>> begin MATERIAL SUPPLIED
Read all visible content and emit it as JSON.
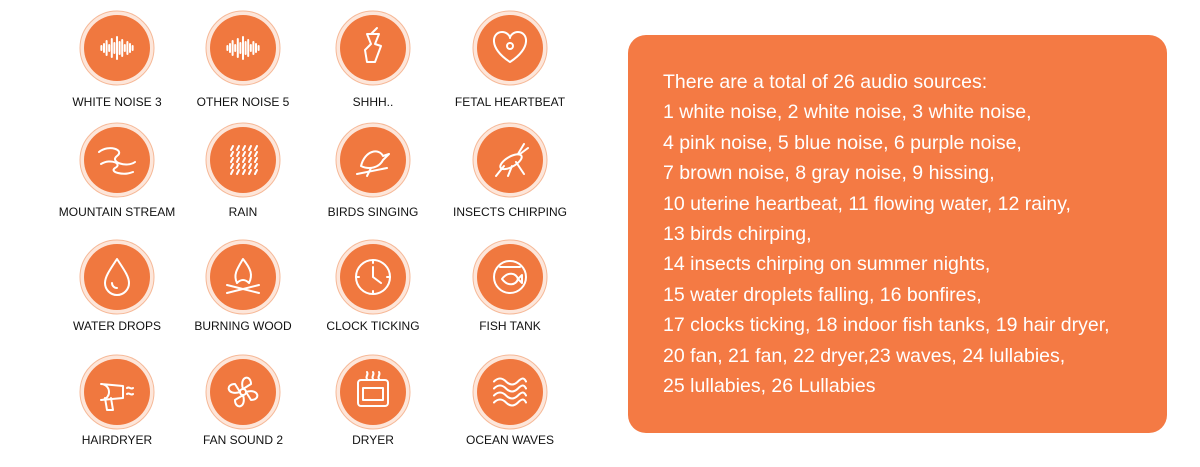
{
  "icons": [
    "WHITE NOISE 3",
    "OTHER NOISE 5",
    "SHHH..",
    "FETAL HEARTBEAT",
    "MOUNTAIN STREAM",
    "RAIN",
    "BIRDS SINGING",
    "INSECTS CHIRPING",
    "WATER DROPS",
    "BURNING WOOD",
    "CLOCK TICKING",
    "FISH TANK",
    "HAIRDRYER",
    "FAN SOUND 2",
    "DRYER",
    "OCEAN WAVES"
  ],
  "description": [
    "There are a total of 26 audio sources:",
    "1 white noise, 2 white noise, 3 white noise,",
    "4 pink noise, 5 blue noise, 6 purple noise,",
    "7 brown noise, 8 gray noise, 9 hissing,",
    "10 uterine heartbeat, 11 flowing water, 12 rainy,",
    "13 birds chirping,",
    "14 insects chirping on summer nights,",
    "15 water droplets falling, 16 bonfires,",
    "17 clocks ticking, 18 indoor fish tanks, 19 hair dryer,",
    "20 fan, 21 fan, 22 dryer,23 waves, 24 lullabies,",
    "25 lullabies, 26 Lullabies"
  ]
}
>> end MATERIAL SUPPLIED
TASK ▸ Copy every entry word for word, but omit the pictures.

EXPECTED ANSWER ▸
Read all visible content and emit it as JSON.
{
  "icons": [
    "WHITE NOISE 3",
    "OTHER NOISE 5",
    "SHHH..",
    "FETAL HEARTBEAT",
    "MOUNTAIN STREAM",
    "RAIN",
    "BIRDS SINGING",
    "INSECTS CHIRPING",
    "WATER DROPS",
    "BURNING WOOD",
    "CLOCK TICKING",
    "FISH TANK",
    "HAIRDRYER",
    "FAN SOUND 2",
    "DRYER",
    "OCEAN WAVES"
  ],
  "description": [
    "There are a total of 26 audio sources:",
    "1 white noise, 2 white noise, 3 white noise,",
    "4 pink noise, 5 blue noise, 6 purple noise,",
    "7 brown noise, 8 gray noise, 9 hissing,",
    "10 uterine heartbeat, 11 flowing water, 12 rainy,",
    "13 birds chirping,",
    "14 insects chirping on summer nights,",
    "15 water droplets falling, 16 bonfires,",
    "17 clocks ticking, 18 indoor fish tanks, 19 hair dryer,",
    "20 fan, 21 fan, 22 dryer,23 waves, 24 lullabies,",
    "25 lullabies, 26 Lullabies"
  ]
}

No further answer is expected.